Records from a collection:
----
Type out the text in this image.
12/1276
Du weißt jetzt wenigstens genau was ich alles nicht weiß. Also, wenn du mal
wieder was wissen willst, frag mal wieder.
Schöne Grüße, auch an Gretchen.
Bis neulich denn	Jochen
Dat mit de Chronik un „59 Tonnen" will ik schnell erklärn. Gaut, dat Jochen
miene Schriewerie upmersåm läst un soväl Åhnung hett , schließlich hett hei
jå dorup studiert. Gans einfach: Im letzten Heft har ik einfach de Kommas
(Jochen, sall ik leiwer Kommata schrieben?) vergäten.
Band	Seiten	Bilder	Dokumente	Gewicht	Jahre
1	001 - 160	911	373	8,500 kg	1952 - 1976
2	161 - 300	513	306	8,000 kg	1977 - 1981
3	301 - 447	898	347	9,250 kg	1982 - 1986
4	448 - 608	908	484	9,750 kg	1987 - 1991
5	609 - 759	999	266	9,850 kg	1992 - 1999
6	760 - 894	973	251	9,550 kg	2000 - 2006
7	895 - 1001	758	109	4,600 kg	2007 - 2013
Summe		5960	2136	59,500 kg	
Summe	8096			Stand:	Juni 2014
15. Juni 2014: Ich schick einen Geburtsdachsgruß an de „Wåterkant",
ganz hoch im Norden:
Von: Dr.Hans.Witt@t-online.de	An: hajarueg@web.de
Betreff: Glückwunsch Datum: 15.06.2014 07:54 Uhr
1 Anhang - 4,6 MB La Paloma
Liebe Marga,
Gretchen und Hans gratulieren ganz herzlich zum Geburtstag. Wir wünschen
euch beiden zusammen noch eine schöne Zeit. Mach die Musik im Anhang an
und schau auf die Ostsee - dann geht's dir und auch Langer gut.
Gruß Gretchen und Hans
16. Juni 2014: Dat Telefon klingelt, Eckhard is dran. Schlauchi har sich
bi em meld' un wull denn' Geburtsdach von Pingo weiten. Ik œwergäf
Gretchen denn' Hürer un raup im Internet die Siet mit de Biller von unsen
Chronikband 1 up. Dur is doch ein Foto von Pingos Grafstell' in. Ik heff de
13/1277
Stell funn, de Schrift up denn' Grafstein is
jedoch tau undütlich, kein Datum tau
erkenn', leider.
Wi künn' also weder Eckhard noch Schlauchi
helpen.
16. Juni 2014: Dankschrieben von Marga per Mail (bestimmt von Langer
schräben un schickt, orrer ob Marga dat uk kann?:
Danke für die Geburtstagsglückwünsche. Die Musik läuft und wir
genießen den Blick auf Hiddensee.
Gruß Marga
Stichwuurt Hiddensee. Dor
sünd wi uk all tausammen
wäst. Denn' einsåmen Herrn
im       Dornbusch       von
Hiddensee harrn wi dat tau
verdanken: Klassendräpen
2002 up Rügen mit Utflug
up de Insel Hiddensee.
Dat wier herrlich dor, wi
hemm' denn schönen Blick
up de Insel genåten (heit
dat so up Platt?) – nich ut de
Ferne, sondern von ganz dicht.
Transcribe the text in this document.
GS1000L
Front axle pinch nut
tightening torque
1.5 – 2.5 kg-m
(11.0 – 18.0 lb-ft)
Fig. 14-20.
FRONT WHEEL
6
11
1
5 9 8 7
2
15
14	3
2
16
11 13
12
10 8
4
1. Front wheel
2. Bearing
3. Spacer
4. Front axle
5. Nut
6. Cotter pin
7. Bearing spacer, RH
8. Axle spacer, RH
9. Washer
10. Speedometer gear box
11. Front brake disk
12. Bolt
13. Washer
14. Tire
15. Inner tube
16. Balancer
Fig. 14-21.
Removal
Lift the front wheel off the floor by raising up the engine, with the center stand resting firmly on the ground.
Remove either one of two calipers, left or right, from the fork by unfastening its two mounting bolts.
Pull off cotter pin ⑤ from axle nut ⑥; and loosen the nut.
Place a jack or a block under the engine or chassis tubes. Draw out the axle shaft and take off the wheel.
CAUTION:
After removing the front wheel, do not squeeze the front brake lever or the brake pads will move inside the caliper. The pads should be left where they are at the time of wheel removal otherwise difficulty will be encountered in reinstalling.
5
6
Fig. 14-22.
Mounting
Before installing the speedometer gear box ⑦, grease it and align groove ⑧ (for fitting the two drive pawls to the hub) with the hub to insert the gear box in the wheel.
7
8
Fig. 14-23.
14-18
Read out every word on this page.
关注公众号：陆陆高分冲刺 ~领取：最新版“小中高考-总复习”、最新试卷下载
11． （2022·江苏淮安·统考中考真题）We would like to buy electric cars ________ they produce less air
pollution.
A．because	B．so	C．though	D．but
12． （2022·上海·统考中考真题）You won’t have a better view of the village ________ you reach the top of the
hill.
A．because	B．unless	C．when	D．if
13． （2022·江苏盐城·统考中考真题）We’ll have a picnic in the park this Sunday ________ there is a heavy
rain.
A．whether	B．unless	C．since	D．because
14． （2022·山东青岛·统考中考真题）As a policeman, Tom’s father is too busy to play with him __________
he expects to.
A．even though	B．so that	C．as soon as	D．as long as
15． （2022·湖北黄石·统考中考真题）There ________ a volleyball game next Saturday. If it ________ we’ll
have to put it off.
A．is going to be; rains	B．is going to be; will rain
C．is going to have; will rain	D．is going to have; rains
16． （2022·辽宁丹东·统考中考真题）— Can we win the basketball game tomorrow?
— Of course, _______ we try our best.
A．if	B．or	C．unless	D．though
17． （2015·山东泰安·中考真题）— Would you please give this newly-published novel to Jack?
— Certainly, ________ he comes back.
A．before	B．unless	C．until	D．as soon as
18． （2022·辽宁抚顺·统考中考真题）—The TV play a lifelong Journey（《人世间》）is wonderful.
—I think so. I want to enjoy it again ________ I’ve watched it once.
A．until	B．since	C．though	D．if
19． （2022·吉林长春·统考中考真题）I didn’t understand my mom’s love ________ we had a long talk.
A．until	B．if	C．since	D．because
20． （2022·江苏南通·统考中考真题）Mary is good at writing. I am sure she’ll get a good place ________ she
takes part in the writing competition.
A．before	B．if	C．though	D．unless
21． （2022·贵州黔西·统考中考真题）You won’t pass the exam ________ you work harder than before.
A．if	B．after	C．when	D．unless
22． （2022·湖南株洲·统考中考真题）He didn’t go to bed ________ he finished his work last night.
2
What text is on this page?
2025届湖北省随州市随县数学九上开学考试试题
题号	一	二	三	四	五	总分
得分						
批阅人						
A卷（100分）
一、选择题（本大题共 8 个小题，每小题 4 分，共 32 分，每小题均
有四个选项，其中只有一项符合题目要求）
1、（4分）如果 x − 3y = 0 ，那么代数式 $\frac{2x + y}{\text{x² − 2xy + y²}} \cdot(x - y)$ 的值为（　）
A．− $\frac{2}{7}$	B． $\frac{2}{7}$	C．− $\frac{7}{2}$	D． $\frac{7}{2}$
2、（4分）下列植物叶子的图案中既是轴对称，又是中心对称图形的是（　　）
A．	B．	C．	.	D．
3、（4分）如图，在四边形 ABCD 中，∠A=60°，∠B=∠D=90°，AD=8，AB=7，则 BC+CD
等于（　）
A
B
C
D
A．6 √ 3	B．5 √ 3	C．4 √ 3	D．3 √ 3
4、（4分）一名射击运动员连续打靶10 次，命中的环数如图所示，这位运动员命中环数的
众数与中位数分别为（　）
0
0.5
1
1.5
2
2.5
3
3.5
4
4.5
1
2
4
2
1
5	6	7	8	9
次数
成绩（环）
----
Objective >> Extract each line from the listing above, please, and repeat it exactly.

Response for this exercise >>
Type out the text in this image.
12/1276
Du weißt jetzt wenigstens genau was ich alles nicht weiß. Also, wenn du mal
wieder was wissen willst, frag mal wieder.
Schöne Grüße, auch an Gretchen.
Bis neulich denn	Jochen
Dat mit de Chronik un „59 Tonnen" will ik schnell erklärn. Gaut, dat Jochen
miene Schriewerie upmersåm läst un soväl Åhnung hett , schließlich hett hei
jå dorup studiert. Gans einfach: Im letzten Heft har ik einfach de Kommas
(Jochen, sall ik leiwer Kommata schrieben?) vergäten.
Band	Seiten	Bilder	Dokumente	Gewicht	Jahre
1	001 - 160	911	373	8,500 kg	1952 - 1976
2	161 - 300	513	306	8,000 kg	1977 - 1981
3	301 - 447	898	347	9,250 kg	1982 - 1986
4	448 - 608	908	484	9,750 kg	1987 - 1991
5	609 - 759	999	266	9,850 kg	1992 - 1999
6	760 - 894	973	251	9,550 kg	2000 - 2006
7	895 - 1001	758	109	4,600 kg	2007 - 2013
Summe		5960	2136	59,500 kg	
Summe	8096			Stand:	Juni 2014
15. Juni 2014: Ich schick einen Geburtsdachsgruß an de „Wåterkant",
ganz hoch im Norden:
Von: Dr.Hans.Witt@t-online.de	An: hajarueg@web.de
Betreff: Glückwunsch Datum: 15.06.2014 07:54 Uhr
1 Anhang - 4,6 MB La Paloma
Liebe Marga,
Gretchen und Hans gratulieren ganz herzlich zum Geburtstag. Wir wünschen
euch beiden zusammen noch eine schöne Zeit. Mach die Musik im Anhang an
und schau auf die Ostsee - dann geht's dir und auch Langer gut.
Gruß Gretchen und Hans
16. Juni 2014: Dat Telefon klingelt, Eckhard is dran. Schlauchi har sich
bi em meld' un wull denn' Geburtsdach von Pingo weiten. Ik œwergäf
Gretchen denn' Hürer un raup im Internet die Siet mit de Biller von unsen
Chronikband 1 up. Dur is doch ein Foto von Pingos Grafstell' in. Ik heff de
13/1277
Stell funn, de Schrift up denn' Grafstein is
jedoch tau undütlich, kein Datum tau
erkenn', leider.
Wi künn' also weder Eckhard noch Schlauchi
helpen.
16. Juni 2014: Dankschrieben von Marga per Mail (bestimmt von Langer
schräben un schickt, orrer ob Marga dat uk kann?:
Danke für die Geburtstagsglückwünsche. Die Musik läuft und wir
genießen den Blick auf Hiddensee.
Gruß Marga
Stichwuurt Hiddensee. Dor
sünd wi uk all tausammen
wäst. Denn' einsåmen Herrn
im       Dornbusch       von
Hiddensee harrn wi dat tau
verdanken: Klassendräpen
2002 up Rügen mit Utflug
up de Insel Hiddensee.
Dat wier herrlich dor, wi
hemm' denn schönen Blick
up de Insel genåten (heit
dat so up Platt?) – nich ut de
Ferne, sondern von ganz dicht.
Transcribe the text in this document.
GS1000L
Front axle pinch nut
tightening torque
1.5 – 2.5 kg-m
(11.0 – 18.0 lb-ft)
Fig. 14-20.
FRONT WHEEL
6
11
1
5 9 8 7
2
15
14	3
2
16
11 13
12
10 8
4
1. Front wheel
2. Bearing
3. Spacer
4. Front axle
5. Nut
6. Cotter pin
7. Bearing spacer, RH
8. Axle spacer, RH
9. Washer
10. Speedometer gear box
11. Front brake disk
12. Bolt
13. Washer
14. Tire
15. Inner tube
16. Balancer
Fig. 14-21.
Removal
Lift the front wheel off the floor by raising up the engine, with the center stand resting firmly on the ground.
Remove either one of two calipers, left or right, from the fork by unfastening its two mounting bolts.
Pull off cotter pin ⑤ from axle nut ⑥; and loosen the nut.
Place a jack or a block under the engine or chassis tubes. Draw out the axle shaft and take off the wheel.
CAUTION:
After removing the front wheel, do not squeeze the front brake lever or the brake pads will move inside the caliper. The pads should be left where they are at the time of wheel removal otherwise difficulty will be encountered in reinstalling.
5
6
Fig. 14-22.
Mounting
Before installing the speedometer gear box ⑦, grease it and align groove ⑧ (for fitting the two drive pawls to the hub) with the hub to insert the gear box in the wheel.
7
8
Fig. 14-23.
14-18
Read out every word on this page.
关注公众号：陆陆高分冲刺 ~领取：最新版“小中高考-总复习”、最新试卷下载
11． （2022·江苏淮安·统考中考真题）We would like to buy electric cars ________ they produce less air
pollution.
A．because	B．so	C．though	D．but
12． （2022·上海·统考中考真题）You won’t have a better view of the village ________ you reach the top of the
hill.
A．because	B．unless	C．when	D．if
13． （2022·江苏盐城·统考中考真题）We’ll have a picnic in the park this Sunday ________ there is a heavy
rain.
A．whether	B．unless	C．since	D．because
14． （2022·山东青岛·统考中考真题）As a policeman, Tom’s father is too busy to play with him __________
he expects to.
A．even though	B．so that	C．as soon as	D．as long as
15． （2022·湖北黄石·统考中考真题）There ________ a volleyball game next Saturday. If it ________ we’ll
have to put it off.
A．is going to be; rains	B．is going to be; will rain
C．is going to have; will rain	D．is going to have; rains
16． （2022·辽宁丹东·统考中考真题）— Can we win the basketball game tomorrow?
— Of course, _______ we try our best.
A．if	B．or	C．unless	D．though
17． （2015·山东泰安·中考真题）— Would you please give this newly-published novel to Jack?
— Certainly, ________ he comes back.
A．before	B．unless	C．until	D．as soon as
18． （2022·辽宁抚顺·统考中考真题）—The TV play a lifelong Journey（《人世间》）is wonderful.
—I think so. I want to enjoy it again ________ I’ve watched it once.
A．until	B．since	C．though	D．if
19． （2022·吉林长春·统考中考真题）I didn’t understand my mom’s love ________ we had a long talk.
A．until	B．if	C．since	D．because
20． （2022·江苏南通·统考中考真题）Mary is good at writing. I am sure she’ll get a good place ________ she
takes part in the writing competition.
A．before	B．if	C．though	D．unless
21． （2022·贵州黔西·统考中考真题）You won’t pass the exam ________ you work harder than before.
A．if	B．after	C．when	D．unless
22． （2022·湖南株洲·统考中考真题）He didn’t go to bed ________ he finished his work last night.
2
What text is on this page?
2025届湖北省随州市随县数学九上开学考试试题
题号	一	二	三	四	五	总分
得分						
批阅人						
A卷（100分）
一、选择题（本大题共 8 个小题，每小题 4 分，共 32 分，每小题均
有四个选项，其中只有一项符合题目要求）
1、（4分）如果 x − 3y = 0 ，那么代数式 $\frac{2x + y}{\text{x² − 2xy + y²}} \cdot(x - y)$ 的值为（　）
A．− $\frac{2}{7}$	B． $\frac{2}{7}$	C．− $\frac{7}{2}$	D． $\frac{7}{2}$
2、（4分）下列植物叶子的图案中既是轴对称，又是中心对称图形的是（　　）
A．	B．	C．	.	D．
3、（4分）如图，在四边形 ABCD 中，∠A=60°，∠B=∠D=90°，AD=8，AB=7，则 BC+CD
等于（　）
A
B
C
D
A．6 √ 3	B．5 √ 3	C．4 √ 3	D．3 √ 3
4、（4分）一名射击运动员连续打靶10 次，命中的环数如图所示，这位运动员命中环数的
众数与中位数分别为（　）
0
0.5
1
1.5
2
2.5
3
3.5
4
4.5
1
2
4
2
1
5	6	7	8	9
次数
成绩（环）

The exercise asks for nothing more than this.